Go through the material and pull out every line with the string "artistice" in it.

[Saved entries]

◇ ◇ ◇ ◇ ◇ ◇ ◇

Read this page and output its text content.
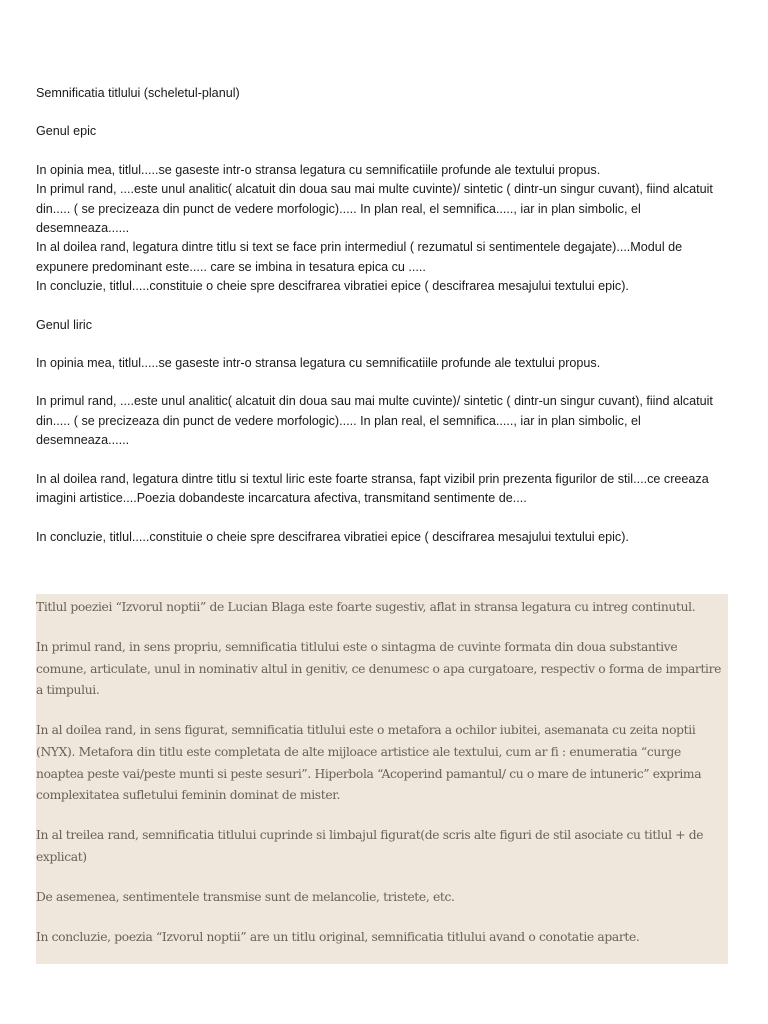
Semnificatia titlului (scheletul-planul)

Genul epic

In opinia mea, titlul.....se gaseste intr-o stransa legatura cu semnificatiile profunde ale textului propus.

In primul rand, ....este unul analitic( alcatuit din doua sau mai multe cuvinte)/ sintetic ( dintr-un singur cuvant), fiind alcatuit din..... ( se precizeaza din punct de vedere morfologic)..... In plan real, el semnifica....., iar in plan simbolic, el desemneaza......

In al doilea rand, legatura dintre titlu si text se face prin intermediul ( rezumatul si sentimentele degajate)....Modul de expunere predominant este..... care se imbina in tesatura epica cu .....

In concluzie, titlul.....constituie o cheie spre descifrarea vibratiei epice ( descifrarea mesajului textului epic).

Genul liric

In opinia mea, titlul.....se gaseste intr-o stransa legatura cu semnificatiile profunde ale textului propus.

In primul rand, ....este unul analitic( alcatuit din doua sau mai multe cuvinte)/ sintetic ( dintr-un singur cuvant), fiind alcatuit din..... ( se precizeaza din punct de vedere morfologic)..... In plan real, el semnifica....., iar in plan simbolic, el desemneaza......

In al doilea rand, legatura dintre titlu si textul liric este foarte stransa, fapt vizibil prin prezenta figurilor de stil....ce creeaza imagini artistice....Poezia dobandeste incarcatura afectiva, transmitand sentimente de....

In concluzie, titlul.....constituie o cheie spre descifrarea vibratiei epice ( descifrarea mesajului textului epic).

Titlul poeziei “Izvorul noptii” de Lucian Blaga este foarte sugestiv, aflat in stransa legatura cu intreg continutul.

In primul rand, in sens propriu, semnificatia titlului este o sintagma de cuvinte formata din doua substantive comune, articulate, unul in nominativ altul in genitiv, ce denumesc o apa curgatoare, respectiv o forma de impartire a timpului.

In al doilea rand, in sens figurat, semnificatia titlului este o metafora a ochilor iubitei, asemanata cu zeita noptii (NYX). Metafora din titlu este completata de alte mijloace artistice ale textului, cum ar fi : enumeratia “curge noaptea peste vai/peste munti si peste sesuri”. Hiperbola “Acoperind pamantul/ cu o mare de intuneric” exprima complexitatea sufletului feminin dominat de mister.

In al treilea rand, semnificatia titlului cuprinde si limbajul figurat(de scris alte figuri de stil asociate cu titlul + de explicat)

De asemenea, sentimentele transmise sunt de melancolie, tristete, etc.

In concluzie, poezia “Izvorul noptii” are un titlu original, semnificatia titlului avand o conotatie aparte.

◇ ◇ ◇ ◇ ◇ ◇ ◇

■ **THE RESULT**:
In al doilea rand, legatura dintre titlu si textul liric este foarte stransa, fapt vizibil prin prezenta figurilor de stil....ce creeaza imagini artistice....Poezia dobandeste incarcatura afectiva, transmitand sentimente de....
In al doilea rand, in sens figurat, semnificatia titlului este o metafora a ochilor iubitei, asemanata cu zeita noptii (NYX). Metafora din titlu este completata de alte mijloace artistice ale textului, cum ar fi : enumeratia “curge noaptea peste vai/peste munti si peste sesuri”. Hiperbola “Acoperind pamantul/ cu o mare de intuneric” exprima complexitatea sufletului feminin dominat de mister.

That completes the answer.